* begin AVAILABLE DATA *

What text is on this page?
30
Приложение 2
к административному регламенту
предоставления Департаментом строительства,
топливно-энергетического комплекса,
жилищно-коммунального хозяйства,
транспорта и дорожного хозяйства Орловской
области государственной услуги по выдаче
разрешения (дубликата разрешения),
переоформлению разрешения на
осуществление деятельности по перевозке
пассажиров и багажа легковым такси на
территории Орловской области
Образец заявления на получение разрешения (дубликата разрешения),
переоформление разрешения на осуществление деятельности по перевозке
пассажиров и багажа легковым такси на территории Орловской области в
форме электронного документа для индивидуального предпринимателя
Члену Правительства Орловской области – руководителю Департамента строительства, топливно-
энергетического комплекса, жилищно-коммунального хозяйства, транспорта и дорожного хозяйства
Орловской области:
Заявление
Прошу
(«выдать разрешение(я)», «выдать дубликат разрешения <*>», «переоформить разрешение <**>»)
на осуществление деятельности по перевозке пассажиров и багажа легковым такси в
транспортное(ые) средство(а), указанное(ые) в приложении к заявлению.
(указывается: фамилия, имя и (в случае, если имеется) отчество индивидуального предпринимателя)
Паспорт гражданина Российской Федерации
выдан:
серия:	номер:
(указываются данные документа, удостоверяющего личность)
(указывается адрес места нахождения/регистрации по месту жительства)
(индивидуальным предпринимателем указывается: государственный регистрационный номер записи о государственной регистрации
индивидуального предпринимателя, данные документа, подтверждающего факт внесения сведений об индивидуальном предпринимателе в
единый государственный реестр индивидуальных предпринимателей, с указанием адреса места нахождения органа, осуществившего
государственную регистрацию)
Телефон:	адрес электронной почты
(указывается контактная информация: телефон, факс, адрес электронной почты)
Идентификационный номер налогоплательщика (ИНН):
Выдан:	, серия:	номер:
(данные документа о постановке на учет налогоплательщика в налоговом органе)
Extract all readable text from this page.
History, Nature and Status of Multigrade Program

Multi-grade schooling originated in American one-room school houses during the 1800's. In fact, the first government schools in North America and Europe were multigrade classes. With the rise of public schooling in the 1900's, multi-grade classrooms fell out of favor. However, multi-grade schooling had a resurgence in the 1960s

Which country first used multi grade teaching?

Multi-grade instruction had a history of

* end AVAILABLE DATA *

● EXERCISE AIM: Check each line of the material above for "пассажиров" and say how many lines contain it, giving the number alone.

● WRITTEN SOLUTION: 3